>>>>>

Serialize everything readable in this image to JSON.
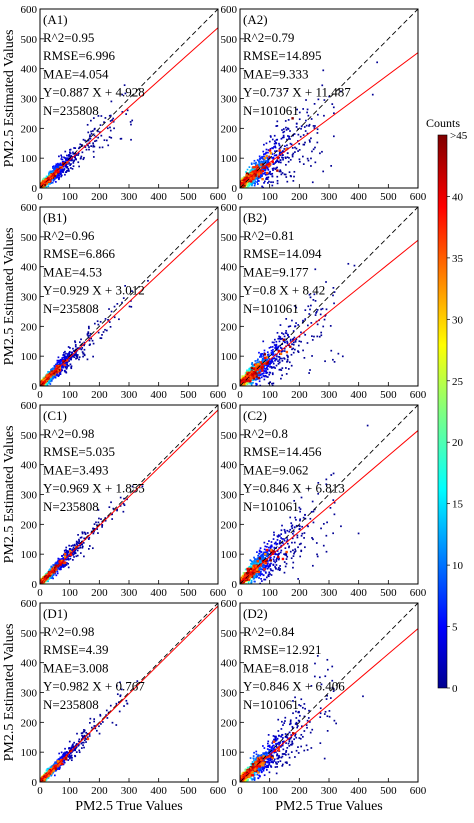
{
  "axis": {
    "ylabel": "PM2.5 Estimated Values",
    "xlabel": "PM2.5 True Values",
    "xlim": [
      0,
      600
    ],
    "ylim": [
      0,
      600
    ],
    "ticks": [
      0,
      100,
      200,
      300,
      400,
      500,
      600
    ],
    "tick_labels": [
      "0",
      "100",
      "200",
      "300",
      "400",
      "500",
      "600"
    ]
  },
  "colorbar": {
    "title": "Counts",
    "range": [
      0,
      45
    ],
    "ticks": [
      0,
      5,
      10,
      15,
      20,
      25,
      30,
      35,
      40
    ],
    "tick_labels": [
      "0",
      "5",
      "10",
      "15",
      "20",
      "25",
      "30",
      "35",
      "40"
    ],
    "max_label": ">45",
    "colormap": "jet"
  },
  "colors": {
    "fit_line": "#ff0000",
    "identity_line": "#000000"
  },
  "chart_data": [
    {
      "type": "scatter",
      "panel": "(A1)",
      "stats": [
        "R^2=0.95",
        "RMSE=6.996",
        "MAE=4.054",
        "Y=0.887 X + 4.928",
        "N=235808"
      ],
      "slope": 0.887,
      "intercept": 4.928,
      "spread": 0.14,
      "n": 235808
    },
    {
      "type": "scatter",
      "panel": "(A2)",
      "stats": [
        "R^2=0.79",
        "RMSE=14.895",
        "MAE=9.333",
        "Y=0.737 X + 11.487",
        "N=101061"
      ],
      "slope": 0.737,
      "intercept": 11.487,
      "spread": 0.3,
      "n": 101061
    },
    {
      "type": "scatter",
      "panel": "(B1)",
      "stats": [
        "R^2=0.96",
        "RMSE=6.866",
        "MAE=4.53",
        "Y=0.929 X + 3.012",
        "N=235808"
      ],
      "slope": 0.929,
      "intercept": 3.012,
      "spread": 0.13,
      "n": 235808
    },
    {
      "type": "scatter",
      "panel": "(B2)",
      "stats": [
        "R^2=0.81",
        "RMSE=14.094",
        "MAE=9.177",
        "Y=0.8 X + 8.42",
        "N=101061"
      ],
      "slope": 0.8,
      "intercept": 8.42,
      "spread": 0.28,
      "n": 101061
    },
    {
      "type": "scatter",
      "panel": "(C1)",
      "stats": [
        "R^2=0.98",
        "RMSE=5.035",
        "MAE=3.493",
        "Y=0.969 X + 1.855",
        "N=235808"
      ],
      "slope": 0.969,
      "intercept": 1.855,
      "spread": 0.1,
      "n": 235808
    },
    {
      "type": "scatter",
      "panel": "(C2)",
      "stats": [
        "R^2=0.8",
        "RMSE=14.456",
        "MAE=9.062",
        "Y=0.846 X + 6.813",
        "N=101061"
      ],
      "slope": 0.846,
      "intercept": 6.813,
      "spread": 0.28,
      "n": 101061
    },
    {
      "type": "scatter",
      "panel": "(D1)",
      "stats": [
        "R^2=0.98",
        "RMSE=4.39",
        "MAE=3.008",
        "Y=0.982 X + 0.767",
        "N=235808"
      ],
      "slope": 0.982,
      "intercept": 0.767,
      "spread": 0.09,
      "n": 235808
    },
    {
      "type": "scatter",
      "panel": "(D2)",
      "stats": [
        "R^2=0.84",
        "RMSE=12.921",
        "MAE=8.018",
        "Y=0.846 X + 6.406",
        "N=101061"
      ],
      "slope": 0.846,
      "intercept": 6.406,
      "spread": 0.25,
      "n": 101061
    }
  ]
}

<<<<<

_YOUR TASK_
In this exercise, set down all of the data exactly, without the pictures.

_SOLUTION TO THIS TASK_
Serialize everything readable in this image to JSON.
{
  "axis": {
    "ylabel": "PM2.5 Estimated Values",
    "xlabel": "PM2.5 True Values",
    "xlim": [
      0,
      600
    ],
    "ylim": [
      0,
      600
    ],
    "ticks": [
      0,
      100,
      200,
      300,
      400,
      500,
      600
    ],
    "tick_labels": [
      "0",
      "100",
      "200",
      "300",
      "400",
      "500",
      "600"
    ]
  },
  "colorbar": {
    "title": "Counts",
    "range": [
      0,
      45
    ],
    "ticks": [
      0,
      5,
      10,
      15,
      20,
      25,
      30,
      35,
      40
    ],
    "tick_labels": [
      "0",
      "5",
      "10",
      "15",
      "20",
      "25",
      "30",
      "35",
      "40"
    ],
    "max_label": ">45",
    "colormap": "jet"
  },
  "colors": {
    "fit_line": "#ff0000",
    "identity_line": "#000000"
  },
  "chart_data": [
    {
      "type": "scatter",
      "panel": "(A1)",
      "stats": [
        "R^2=0.95",
        "RMSE=6.996",
        "MAE=4.054",
        "Y=0.887 X + 4.928",
        "N=235808"
      ],
      "slope": 0.887,
      "intercept": 4.928,
      "spread": 0.14,
      "n": 235808
    },
    {
      "type": "scatter",
      "panel": "(A2)",
      "stats": [
        "R^2=0.79",
        "RMSE=14.895",
        "MAE=9.333",
        "Y=0.737 X + 11.487",
        "N=101061"
      ],
      "slope": 0.737,
      "intercept": 11.487,
      "spread": 0.3,
      "n": 101061
    },
    {
      "type": "scatter",
      "panel": "(B1)",
      "stats": [
        "R^2=0.96",
        "RMSE=6.866",
        "MAE=4.53",
        "Y=0.929 X + 3.012",
        "N=235808"
      ],
      "slope": 0.929,
      "intercept": 3.012,
      "spread": 0.13,
      "n": 235808
    },
    {
      "type": "scatter",
      "panel": "(B2)",
      "stats": [
        "R^2=0.81",
        "RMSE=14.094",
        "MAE=9.177",
        "Y=0.8 X + 8.42",
        "N=101061"
      ],
      "slope": 0.8,
      "intercept": 8.42,
      "spread": 0.28,
      "n": 101061
    },
    {
      "type": "scatter",
      "panel": "(C1)",
      "stats": [
        "R^2=0.98",
        "RMSE=5.035",
        "MAE=3.493",
        "Y=0.969 X + 1.855",
        "N=235808"
      ],
      "slope": 0.969,
      "intercept": 1.855,
      "spread": 0.1,
      "n": 235808
    },
    {
      "type": "scatter",
      "panel": "(C2)",
      "stats": [
        "R^2=0.8",
        "RMSE=14.456",
        "MAE=9.062",
        "Y=0.846 X + 6.813",
        "N=101061"
      ],
      "slope": 0.846,
      "intercept": 6.813,
      "spread": 0.28,
      "n": 101061
    },
    {
      "type": "scatter",
      "panel": "(D1)",
      "stats": [
        "R^2=0.98",
        "RMSE=4.39",
        "MAE=3.008",
        "Y=0.982 X + 0.767",
        "N=235808"
      ],
      "slope": 0.982,
      "intercept": 0.767,
      "spread": 0.09,
      "n": 235808
    },
    {
      "type": "scatter",
      "panel": "(D2)",
      "stats": [
        "R^2=0.84",
        "RMSE=12.921",
        "MAE=8.018",
        "Y=0.846 X + 6.406",
        "N=101061"
      ],
      "slope": 0.846,
      "intercept": 6.406,
      "spread": 0.25,
      "n": 101061
    }
  ]
}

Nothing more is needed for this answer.